# Question about license plates



## Guest (Apr 17, 2011)

I have been told by a friend that any sort of unmarked police vehicle will have a commercial plate.

1. Is this true

and

2. Is there a definitive way to determine a real unmarked versus a renegading whacker? I moved over the other day for what I thought was a real police vehicle, only to see it was some moron tailgating everyone to get by.


----------



## firefighter39 (Apr 10, 2006)

the officer MUST wear his hat at all times to be fully able to utilize his police authority! (NB: the term cover, lid, chapeau are all exceptable alternatives for the term hat in this case)


----------



## BrickCop (Dec 23, 2004)

License plates are no indicator as there is only one way to know for certain. Carefully scrape off any road grime from the rear passenger wheel well area. If you look carefuly you'll see an 'UNMARKED POLICE VEHICLE' etching. Please do not disclose this to unauthorized personnel or others who do not possess a 'need to know' status.


----------



## niteowl1970 (Jul 7, 2009)

newguy44 said:


> I have been told by a friend that any sort of unmarked police vehicle will have a commercial plate.


This isn't true at all. All unmarked police cars have distinct features on both the vehicle and the license plates. Brickcop has pointed out one of these features, the others are the overall length of the plate is about 1/8 inch smaller than regular registry issued plates. There is also a hologram on plates issued to unmarked police cars. It has the seal of the commonwealth with "unmarked" under the seal.


----------



## DNorth (Jun 6, 2008)




----------



## 263FPD (Oct 29, 2004)

Every commercially registered vehicle on the road is a Police Unmarked. We simply let different businesses borrow these vehicles while they aren't in use by us. I recently had to deliver my 2.5 ton dump truck to a landscaping company. I had to take all the blue lights out of it. It was a serious pain in the ass. I want that truck back really soon too. Nothing corners like that bad boy.


----------



## Guest (Apr 17, 2011)

Mayer Lantigua thinks they look like a Ford Focus, if operated by a white male. 

Sent from my Droid Incredible using Tapatalk.


----------



## OP417 (Apr 17, 2011)

Hi guys.

Original poster here. I made an account so I could reply. While I can appreciate some humor as much as the next guy, why have an "ask a cop" forum section if the responses are just going to be facetious?

I don't know anybody in LE, so I thought this would be the place to ask. Sorry if you interpreted my question as too stupid to be serious, as my intention was not to troll. I'm not a "whacker" or an impersonator, just a civilian who would like to know how to distinguish between people like this guy and a real cruiser. To me, that car looked identical to a cruiser. I would not be able to tell the difference, even up close.

## Request A
In the license plate thread, what did the original poster's friend say every unmarked police vehicle has?
The license plate thread and the entries that follow it come from unrelated sources.

## Given records
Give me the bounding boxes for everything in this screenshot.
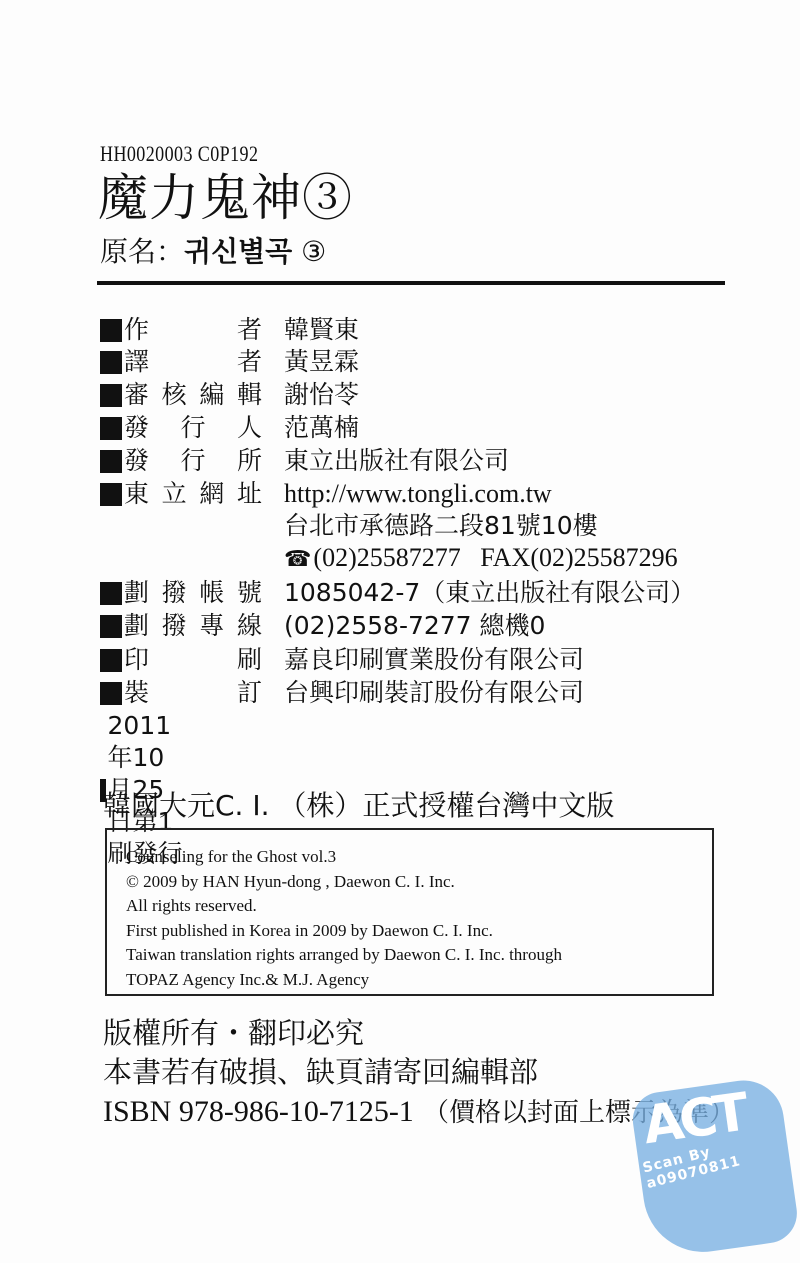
scanner-watermark: ACT Scan By a09070811 身是菩提樹 心如明鏡臺 時時勤拂拭 … (629, 1075, 800, 1259)
copyright-line: First published in Korea in 2009 by Daew… (126, 919, 562, 944)
bullet-square-icon (100, 615, 122, 638)
credit-value: 范萬楠 (284, 412, 359, 444)
title-divider (97, 281, 725, 285)
phone-number: (02)25587277 (313, 543, 460, 572)
original-title-label: 原名： (100, 235, 184, 268)
website-link[interactable]: http://www.tongli.com.tw (284, 478, 552, 510)
book-title: 魔力鬼神③ (98, 170, 353, 226)
bullet-square-icon (100, 682, 122, 705)
bullet-square-icon (100, 450, 122, 473)
address: 台北市承德路二段81號10樓 (284, 510, 598, 542)
original-title: 귀신별곡 (184, 235, 292, 268)
copyright-box: Counseling for the Ghost vol.3 © 2009 by… (105, 828, 714, 996)
credit-label: 審核編輯 (124, 379, 262, 411)
product-code: HH0020003 C0P192 (100, 141, 258, 167)
credit-label: 東立網址 (124, 478, 262, 510)
credit-label: 劃撥帳號 (124, 577, 262, 609)
credit-value: 韓賢東 (284, 314, 359, 346)
credit-label: 印 刷 (124, 644, 262, 676)
isbn: ISBN 978-986-10-7125-1 (103, 1095, 414, 1128)
credit-label: 發 行 人 (124, 412, 262, 444)
bullet-square-icon (100, 582, 122, 605)
credit-value: 黃昱霖 (284, 346, 359, 378)
credit-value: 1085042-7（東立出版社有限公司） (284, 577, 695, 609)
copyright-line: © 2009 by HAN Hyun-dong , Daewon C. I. I… (126, 870, 562, 895)
bullet-square-icon (100, 351, 122, 374)
credit-value: (02)2558-7277 總機0 (284, 610, 545, 642)
bullet-square-icon (100, 384, 122, 407)
bullet-square-icon (100, 319, 122, 342)
contact-numbers: ☎(02)25587277 FAX(02)25587296 (284, 542, 678, 575)
credit-label: 裝 訂 (124, 677, 262, 709)
return-notice: 本書若有破損、缺頁請寄回編輯部 (103, 1054, 538, 1090)
bullet-square-icon (100, 483, 122, 506)
original-volume: ③ (301, 235, 326, 268)
rights-notice: 版權所有・翻印必究 (103, 1015, 364, 1051)
credit-value: 嘉良印刷實業股份有限公司 (284, 644, 584, 676)
telephone-icon: ☎ (284, 546, 311, 571)
copyright-line: TOPAZ Agency Inc.& M.J. Agency (126, 968, 562, 993)
credit-label: 譯 者 (124, 346, 262, 378)
credit-value: 台興印刷裝訂股份有限公司 (284, 677, 584, 709)
copyright-line: Taiwan translation rights arranged by Da… (126, 943, 562, 968)
fax-number: FAX(02)25587296 (480, 543, 677, 572)
credit-label: 發 行 所 (124, 445, 262, 477)
copyright-line: All rights reserved. (126, 894, 562, 919)
credit-value: 謝怡苓 (284, 379, 359, 411)
bullet-square-icon (100, 417, 122, 440)
copyright-line: Counseling for the Ghost vol.3 (126, 845, 562, 870)
credit-label: 作 者 (124, 314, 262, 346)
credit-value: 東立出版社有限公司 (284, 445, 509, 477)
original-title-line: 原名：귀신별곡 ③ (100, 236, 326, 268)
license-statement: 韓國大元C. I. （株）正式授權台灣中文版 (103, 788, 614, 824)
credit-label: 劃撥專線 (124, 610, 262, 642)
bullet-square-icon (100, 649, 122, 672)
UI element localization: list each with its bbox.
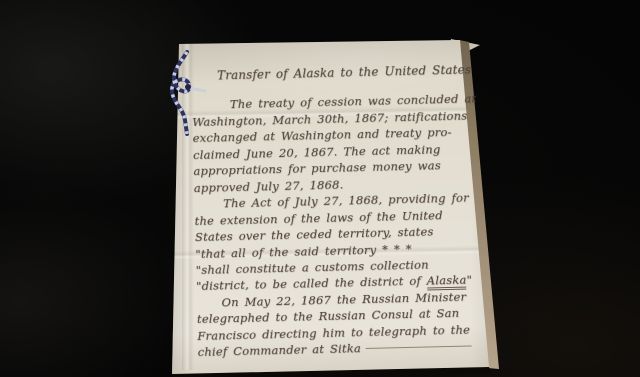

## Request B
Can you transcribe the lines of the entries, starting with the line containing "scanner-watermark: ACT Scan" and going on through the line containing "bullet-square-icon (100, 483, 122, 506)"?

## Written response A
A commercial plate.

## Written response B
scanner-watermark: ACT Scan By a09070811 身是菩提樹 心如明鏡臺 時時勤拂拭 … (629, 1075, 800, 1259)
copyright-line: First published in Korea in 2009 by Daew… (126, 919, 562, 944)
bullet-square-icon (100, 615, 122, 638)
credit-value: 范萬楠 (284, 412, 359, 444)
title-divider (97, 281, 725, 285)
phone-number: (02)25587277 (313, 543, 460, 572)
original-title-label: 原名： (100, 235, 184, 268)
website-link[interactable]: http://www.tongli.com.tw (284, 478, 552, 510)
book-title: 魔力鬼神③ (98, 170, 353, 226)
bullet-square-icon (100, 682, 122, 705)
bullet-square-icon (100, 450, 122, 473)
address: 台北市承德路二段81號10樓 (284, 510, 598, 542)
original-title: 귀신별곡 (184, 235, 292, 268)
copyright-box: Counseling for the Ghost vol.3 © 2009 by… (105, 828, 714, 996)
credit-label: 審核編輯 (124, 379, 262, 411)
product-code: HH0020003 C0P192 (100, 141, 258, 167)
credit-label: 東立網址 (124, 478, 262, 510)
credit-label: 劃撥帳號 (124, 577, 262, 609)
credit-value: 韓賢東 (284, 314, 359, 346)
credit-label: 印 刷 (124, 644, 262, 676)
isbn: ISBN 978-986-10-7125-1 (103, 1095, 414, 1128)
credit-label: 發 行 人 (124, 412, 262, 444)
bullet-square-icon (100, 582, 122, 605)
credit-value: 黃昱霖 (284, 346, 359, 378)
credit-value: 1085042-7（東立出版社有限公司） (284, 577, 695, 609)
copyright-line: © 2009 by HAN Hyun-dong , Daewon C. I. I… (126, 870, 562, 895)
bullet-square-icon (100, 351, 122, 374)
credit-value: (02)2558-7277 總機0 (284, 610, 545, 642)
bullet-square-icon (100, 384, 122, 407)
bullet-square-icon (100, 319, 122, 342)
contact-numbers: ☎(02)25587277 FAX(02)25587296 (284, 542, 678, 575)
credit-label: 裝 訂 (124, 677, 262, 709)
return-notice: 本書若有破損、缺頁請寄回編輯部 (103, 1054, 538, 1090)
bullet-square-icon (100, 483, 122, 506)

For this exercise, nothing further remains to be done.